[Saved entries]
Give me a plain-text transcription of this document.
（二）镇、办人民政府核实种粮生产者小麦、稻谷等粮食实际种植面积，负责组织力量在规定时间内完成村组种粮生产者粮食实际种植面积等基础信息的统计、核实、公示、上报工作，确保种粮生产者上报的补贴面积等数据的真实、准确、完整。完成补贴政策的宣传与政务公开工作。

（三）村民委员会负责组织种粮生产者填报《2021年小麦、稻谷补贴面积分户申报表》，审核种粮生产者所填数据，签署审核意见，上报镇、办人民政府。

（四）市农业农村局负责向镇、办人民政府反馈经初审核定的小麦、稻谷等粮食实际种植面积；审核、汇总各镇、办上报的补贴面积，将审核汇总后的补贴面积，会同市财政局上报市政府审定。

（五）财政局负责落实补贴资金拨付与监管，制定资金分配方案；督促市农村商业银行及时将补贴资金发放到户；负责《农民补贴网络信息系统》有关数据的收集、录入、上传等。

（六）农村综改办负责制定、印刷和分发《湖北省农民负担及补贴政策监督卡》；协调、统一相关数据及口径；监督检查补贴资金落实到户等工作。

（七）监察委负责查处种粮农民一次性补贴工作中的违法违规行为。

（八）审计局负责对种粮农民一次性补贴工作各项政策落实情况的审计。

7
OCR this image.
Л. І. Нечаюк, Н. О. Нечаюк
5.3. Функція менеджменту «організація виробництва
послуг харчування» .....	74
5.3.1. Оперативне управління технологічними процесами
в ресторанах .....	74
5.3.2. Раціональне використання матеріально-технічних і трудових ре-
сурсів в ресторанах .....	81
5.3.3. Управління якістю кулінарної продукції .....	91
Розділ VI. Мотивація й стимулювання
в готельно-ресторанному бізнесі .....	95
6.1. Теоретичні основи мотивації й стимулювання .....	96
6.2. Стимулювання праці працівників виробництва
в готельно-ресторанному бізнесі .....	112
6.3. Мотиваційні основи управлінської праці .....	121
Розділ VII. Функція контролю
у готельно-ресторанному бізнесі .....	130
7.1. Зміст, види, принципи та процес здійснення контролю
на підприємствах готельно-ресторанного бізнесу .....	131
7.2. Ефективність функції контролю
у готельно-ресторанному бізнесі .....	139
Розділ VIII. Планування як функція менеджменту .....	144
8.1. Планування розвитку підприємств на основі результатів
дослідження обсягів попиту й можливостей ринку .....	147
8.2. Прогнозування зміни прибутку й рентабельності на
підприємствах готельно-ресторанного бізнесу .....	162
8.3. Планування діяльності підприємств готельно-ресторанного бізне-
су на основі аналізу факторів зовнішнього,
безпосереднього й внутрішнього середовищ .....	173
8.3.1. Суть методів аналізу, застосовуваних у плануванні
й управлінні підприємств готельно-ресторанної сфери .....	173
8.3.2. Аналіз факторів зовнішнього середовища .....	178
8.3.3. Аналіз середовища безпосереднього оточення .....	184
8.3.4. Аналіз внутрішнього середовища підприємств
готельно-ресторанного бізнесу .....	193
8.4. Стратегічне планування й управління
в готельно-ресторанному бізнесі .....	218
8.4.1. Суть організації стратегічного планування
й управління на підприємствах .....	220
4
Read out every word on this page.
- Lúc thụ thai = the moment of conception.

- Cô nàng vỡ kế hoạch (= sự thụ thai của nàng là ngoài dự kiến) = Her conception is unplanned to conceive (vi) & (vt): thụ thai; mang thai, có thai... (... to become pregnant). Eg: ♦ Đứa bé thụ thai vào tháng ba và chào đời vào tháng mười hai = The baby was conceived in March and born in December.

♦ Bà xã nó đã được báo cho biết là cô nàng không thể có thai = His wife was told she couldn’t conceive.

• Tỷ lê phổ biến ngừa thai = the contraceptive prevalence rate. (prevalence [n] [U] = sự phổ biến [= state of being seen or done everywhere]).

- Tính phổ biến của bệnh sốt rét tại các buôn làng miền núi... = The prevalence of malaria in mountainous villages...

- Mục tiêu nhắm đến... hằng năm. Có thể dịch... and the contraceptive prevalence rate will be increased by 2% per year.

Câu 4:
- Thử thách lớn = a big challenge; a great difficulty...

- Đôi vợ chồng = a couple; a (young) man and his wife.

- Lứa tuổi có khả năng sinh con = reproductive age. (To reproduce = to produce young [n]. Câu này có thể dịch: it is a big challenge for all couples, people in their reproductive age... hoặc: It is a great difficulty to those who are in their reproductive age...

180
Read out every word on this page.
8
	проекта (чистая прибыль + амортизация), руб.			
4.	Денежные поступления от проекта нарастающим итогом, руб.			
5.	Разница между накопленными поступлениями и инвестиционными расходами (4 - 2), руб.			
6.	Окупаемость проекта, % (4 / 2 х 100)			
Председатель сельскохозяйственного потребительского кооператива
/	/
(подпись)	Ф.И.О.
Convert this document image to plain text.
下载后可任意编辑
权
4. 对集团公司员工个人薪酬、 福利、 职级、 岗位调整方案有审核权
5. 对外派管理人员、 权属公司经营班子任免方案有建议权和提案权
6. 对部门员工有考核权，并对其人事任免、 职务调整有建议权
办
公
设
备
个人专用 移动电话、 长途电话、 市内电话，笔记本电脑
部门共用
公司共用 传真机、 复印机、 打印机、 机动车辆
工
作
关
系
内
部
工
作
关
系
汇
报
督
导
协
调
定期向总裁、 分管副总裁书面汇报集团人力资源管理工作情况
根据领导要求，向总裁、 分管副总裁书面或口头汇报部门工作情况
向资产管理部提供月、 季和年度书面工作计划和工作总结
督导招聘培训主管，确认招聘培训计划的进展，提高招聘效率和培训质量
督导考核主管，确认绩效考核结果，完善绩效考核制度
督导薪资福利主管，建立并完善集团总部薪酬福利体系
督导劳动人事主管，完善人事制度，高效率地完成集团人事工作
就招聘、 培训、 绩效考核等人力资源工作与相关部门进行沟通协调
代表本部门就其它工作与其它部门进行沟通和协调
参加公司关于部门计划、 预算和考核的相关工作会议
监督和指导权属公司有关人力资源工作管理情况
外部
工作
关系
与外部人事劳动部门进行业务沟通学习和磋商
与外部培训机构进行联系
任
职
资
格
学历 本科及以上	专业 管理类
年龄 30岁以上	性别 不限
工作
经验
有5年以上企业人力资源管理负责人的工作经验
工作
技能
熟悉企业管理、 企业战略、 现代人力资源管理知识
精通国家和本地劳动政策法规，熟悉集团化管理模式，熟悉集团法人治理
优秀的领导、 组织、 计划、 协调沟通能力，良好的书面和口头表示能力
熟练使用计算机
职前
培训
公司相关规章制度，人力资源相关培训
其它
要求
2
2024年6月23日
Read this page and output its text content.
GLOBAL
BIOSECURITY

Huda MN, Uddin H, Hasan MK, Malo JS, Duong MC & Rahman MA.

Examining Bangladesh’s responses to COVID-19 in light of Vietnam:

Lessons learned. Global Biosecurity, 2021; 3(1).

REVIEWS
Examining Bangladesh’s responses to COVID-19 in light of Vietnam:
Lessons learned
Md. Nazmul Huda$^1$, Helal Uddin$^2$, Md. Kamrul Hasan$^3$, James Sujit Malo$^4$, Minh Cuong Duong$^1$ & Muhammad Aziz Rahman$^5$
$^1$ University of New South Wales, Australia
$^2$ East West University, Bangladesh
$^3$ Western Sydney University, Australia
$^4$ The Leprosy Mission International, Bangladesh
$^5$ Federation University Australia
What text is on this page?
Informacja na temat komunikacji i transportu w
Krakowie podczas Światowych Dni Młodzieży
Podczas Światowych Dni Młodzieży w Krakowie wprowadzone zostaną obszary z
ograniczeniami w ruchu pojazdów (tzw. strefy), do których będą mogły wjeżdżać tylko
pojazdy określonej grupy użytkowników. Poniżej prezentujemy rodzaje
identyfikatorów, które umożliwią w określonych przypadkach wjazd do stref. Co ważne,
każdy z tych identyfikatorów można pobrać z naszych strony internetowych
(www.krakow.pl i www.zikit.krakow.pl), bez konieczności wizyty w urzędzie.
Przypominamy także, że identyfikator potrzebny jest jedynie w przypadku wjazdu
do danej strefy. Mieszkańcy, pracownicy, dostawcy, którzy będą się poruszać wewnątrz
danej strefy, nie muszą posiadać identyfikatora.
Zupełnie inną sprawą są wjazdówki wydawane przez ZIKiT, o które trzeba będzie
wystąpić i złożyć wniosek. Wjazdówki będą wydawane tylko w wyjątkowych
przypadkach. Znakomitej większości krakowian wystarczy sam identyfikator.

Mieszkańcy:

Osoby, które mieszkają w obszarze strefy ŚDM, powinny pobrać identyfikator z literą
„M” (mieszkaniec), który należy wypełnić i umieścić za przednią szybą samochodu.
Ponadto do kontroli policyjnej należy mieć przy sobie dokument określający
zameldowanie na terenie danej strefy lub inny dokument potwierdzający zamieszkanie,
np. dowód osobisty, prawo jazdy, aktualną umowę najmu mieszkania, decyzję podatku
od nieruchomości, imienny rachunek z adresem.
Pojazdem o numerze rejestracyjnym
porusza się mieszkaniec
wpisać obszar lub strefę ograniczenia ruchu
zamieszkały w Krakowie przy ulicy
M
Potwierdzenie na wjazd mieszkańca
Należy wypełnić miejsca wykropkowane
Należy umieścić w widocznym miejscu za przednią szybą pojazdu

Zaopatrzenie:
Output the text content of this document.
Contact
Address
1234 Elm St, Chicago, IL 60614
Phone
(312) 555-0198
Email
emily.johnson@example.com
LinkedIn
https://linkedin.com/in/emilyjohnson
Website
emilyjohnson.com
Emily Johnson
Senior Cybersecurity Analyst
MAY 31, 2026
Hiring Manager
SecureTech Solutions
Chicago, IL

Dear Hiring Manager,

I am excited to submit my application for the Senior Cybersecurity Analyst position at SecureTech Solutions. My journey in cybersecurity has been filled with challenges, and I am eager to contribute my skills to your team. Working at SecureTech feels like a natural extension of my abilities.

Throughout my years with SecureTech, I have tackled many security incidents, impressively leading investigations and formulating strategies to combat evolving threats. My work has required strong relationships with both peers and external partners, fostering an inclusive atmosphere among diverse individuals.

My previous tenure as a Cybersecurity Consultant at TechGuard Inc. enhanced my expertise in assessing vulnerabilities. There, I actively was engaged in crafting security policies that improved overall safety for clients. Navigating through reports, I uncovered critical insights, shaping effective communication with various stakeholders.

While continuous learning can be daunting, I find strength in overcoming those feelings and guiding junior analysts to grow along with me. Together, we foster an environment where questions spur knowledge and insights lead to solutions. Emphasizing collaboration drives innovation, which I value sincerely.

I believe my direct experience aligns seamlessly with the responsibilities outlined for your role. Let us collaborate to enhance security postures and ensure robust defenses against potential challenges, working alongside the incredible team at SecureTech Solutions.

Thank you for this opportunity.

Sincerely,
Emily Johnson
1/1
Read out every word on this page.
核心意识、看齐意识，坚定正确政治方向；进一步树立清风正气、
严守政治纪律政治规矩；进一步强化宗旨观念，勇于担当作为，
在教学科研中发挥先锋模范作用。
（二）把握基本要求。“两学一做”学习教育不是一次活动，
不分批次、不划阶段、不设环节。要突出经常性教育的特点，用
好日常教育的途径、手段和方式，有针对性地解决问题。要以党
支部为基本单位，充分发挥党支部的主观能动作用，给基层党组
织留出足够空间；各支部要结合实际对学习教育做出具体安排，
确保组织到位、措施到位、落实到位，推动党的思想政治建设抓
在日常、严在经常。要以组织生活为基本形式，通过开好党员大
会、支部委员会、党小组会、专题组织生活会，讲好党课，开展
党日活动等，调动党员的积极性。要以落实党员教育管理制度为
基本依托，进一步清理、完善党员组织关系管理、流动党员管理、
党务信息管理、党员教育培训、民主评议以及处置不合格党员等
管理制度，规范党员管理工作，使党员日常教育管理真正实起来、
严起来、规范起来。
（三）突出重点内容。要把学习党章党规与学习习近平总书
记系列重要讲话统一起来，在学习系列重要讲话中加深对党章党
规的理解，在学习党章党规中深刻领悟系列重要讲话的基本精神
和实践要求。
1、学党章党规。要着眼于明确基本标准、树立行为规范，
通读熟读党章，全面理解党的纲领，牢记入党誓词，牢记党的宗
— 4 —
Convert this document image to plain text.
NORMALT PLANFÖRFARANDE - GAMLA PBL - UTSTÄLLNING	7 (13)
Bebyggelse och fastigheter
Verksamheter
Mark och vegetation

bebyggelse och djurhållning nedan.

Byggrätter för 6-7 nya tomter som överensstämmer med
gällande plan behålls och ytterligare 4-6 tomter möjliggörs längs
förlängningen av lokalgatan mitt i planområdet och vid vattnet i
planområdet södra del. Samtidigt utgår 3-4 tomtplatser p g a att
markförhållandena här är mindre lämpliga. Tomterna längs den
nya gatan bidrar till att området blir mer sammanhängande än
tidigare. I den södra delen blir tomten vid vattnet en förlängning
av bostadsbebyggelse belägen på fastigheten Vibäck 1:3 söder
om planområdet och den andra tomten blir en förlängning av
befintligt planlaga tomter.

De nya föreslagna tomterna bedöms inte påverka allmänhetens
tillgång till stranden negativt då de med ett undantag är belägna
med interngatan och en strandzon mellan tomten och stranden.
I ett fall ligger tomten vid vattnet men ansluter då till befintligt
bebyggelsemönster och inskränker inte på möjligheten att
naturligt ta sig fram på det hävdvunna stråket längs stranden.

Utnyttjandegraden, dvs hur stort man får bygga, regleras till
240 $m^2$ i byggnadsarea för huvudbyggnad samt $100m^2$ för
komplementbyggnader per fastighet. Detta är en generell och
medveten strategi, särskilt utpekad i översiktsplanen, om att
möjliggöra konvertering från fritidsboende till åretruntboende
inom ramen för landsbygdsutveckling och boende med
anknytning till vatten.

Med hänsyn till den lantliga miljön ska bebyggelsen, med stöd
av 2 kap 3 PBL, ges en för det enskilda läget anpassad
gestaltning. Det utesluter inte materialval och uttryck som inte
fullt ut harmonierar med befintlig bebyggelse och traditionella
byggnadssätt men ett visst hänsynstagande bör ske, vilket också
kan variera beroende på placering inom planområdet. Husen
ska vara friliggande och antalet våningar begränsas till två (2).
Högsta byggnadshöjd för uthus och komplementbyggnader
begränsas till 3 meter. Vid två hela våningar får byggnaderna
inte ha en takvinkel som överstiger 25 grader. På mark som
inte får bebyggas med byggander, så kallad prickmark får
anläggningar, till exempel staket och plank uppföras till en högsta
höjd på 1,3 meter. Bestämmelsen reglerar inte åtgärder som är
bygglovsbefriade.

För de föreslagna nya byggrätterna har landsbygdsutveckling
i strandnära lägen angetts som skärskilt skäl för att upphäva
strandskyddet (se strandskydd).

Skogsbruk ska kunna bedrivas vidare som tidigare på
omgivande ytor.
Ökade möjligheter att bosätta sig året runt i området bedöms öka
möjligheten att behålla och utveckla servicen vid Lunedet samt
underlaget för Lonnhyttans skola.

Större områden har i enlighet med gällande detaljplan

## Written task
Pull every line containing "content" out of the records.

## Complete response
Read this page and output its text content.
Output the text content of this document.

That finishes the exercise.